▸ WHAT IS REQUIRED
Extract the lines that hold the string "Settings".

▸ GIVEN ENTRIES

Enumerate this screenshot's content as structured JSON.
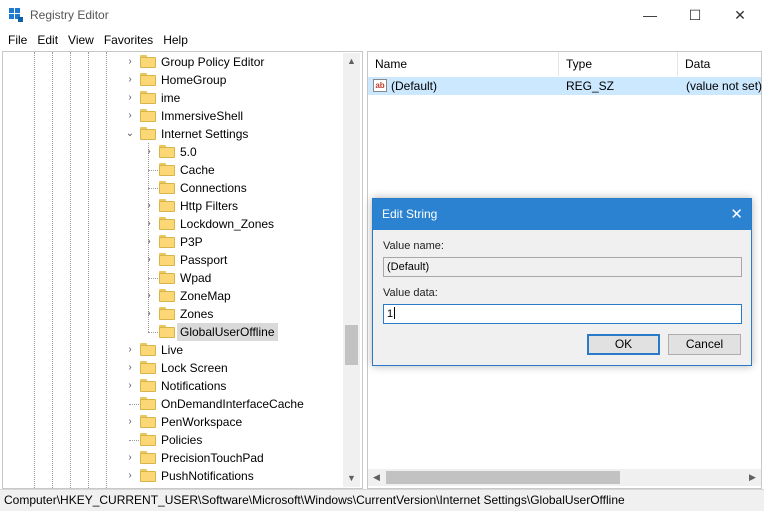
{
  "window": {
    "title": "Registry Editor",
    "minimize_glyph": "—",
    "maximize_glyph": "☐",
    "close_glyph": "✕"
  },
  "menu": [
    "File",
    "Edit",
    "View",
    "Favorites",
    "Help"
  ],
  "tree": {
    "items": [
      {
        "label": "Group Policy Editor",
        "level": 0,
        "expander": "›"
      },
      {
        "label": "HomeGroup",
        "level": 0,
        "expander": "›"
      },
      {
        "label": "ime",
        "level": 0,
        "expander": "›"
      },
      {
        "label": "ImmersiveShell",
        "level": 0,
        "expander": "›"
      },
      {
        "label": "Internet Settings",
        "level": 0,
        "expander": "⌄"
      },
      {
        "label": "5.0",
        "level": 1,
        "expander": "›"
      },
      {
        "label": "Cache",
        "level": 1,
        "expander": ""
      },
      {
        "label": "Connections",
        "level": 1,
        "expander": ""
      },
      {
        "label": "Http Filters",
        "level": 1,
        "expander": "›"
      },
      {
        "label": "Lockdown_Zones",
        "level": 1,
        "expander": "›"
      },
      {
        "label": "P3P",
        "level": 1,
        "expander": "›"
      },
      {
        "label": "Passport",
        "level": 1,
        "expander": "›"
      },
      {
        "label": "Wpad",
        "level": 1,
        "expander": ""
      },
      {
        "label": "ZoneMap",
        "level": 1,
        "expander": "›"
      },
      {
        "label": "Zones",
        "level": 1,
        "expander": "›"
      },
      {
        "label": "GlobalUserOffline",
        "level": 1,
        "expander": "",
        "selected": true
      },
      {
        "label": "Live",
        "level": 0,
        "expander": "›"
      },
      {
        "label": "Lock Screen",
        "level": 0,
        "expander": "›"
      },
      {
        "label": "Notifications",
        "level": 0,
        "expander": "›"
      },
      {
        "label": "OnDemandInterfaceCache",
        "level": 0,
        "expander": ""
      },
      {
        "label": "PenWorkspace",
        "level": 0,
        "expander": "›"
      },
      {
        "label": "Policies",
        "level": 0,
        "expander": ""
      },
      {
        "label": "PrecisionTouchPad",
        "level": 0,
        "expander": "›"
      },
      {
        "label": "PushNotifications",
        "level": 0,
        "expander": "›"
      }
    ]
  },
  "list": {
    "columns": [
      "Name",
      "Type",
      "Data"
    ],
    "rows": [
      {
        "name": "(Default)",
        "type": "REG_SZ",
        "data": "(value not set)",
        "icon": "ab-string-icon",
        "icon_text": "ab"
      }
    ]
  },
  "status_path": "Computer\\HKEY_CURRENT_USER\\Software\\Microsoft\\Windows\\CurrentVersion\\Internet Settings\\GlobalUserOffline",
  "dialog": {
    "title": "Edit String",
    "close_glyph": "✕",
    "value_name_label": "Value name:",
    "value_name": "(Default)",
    "value_data_label": "Value data:",
    "value_data": "1",
    "ok_label": "OK",
    "cancel_label": "Cancel"
  },
  "colors": {
    "accent": "#2b82d0",
    "selection": "#cce8ff",
    "folder": "#fbd775"
  }
}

▸ OUTPUT BELOW
        "label": "Internet Settings",
  "status_path": "Computer\\HKEY_CURRENT_USER\\Software\\Microsoft\\Windows\\CurrentVersion\\Internet Settings\\GlobalUserOffline",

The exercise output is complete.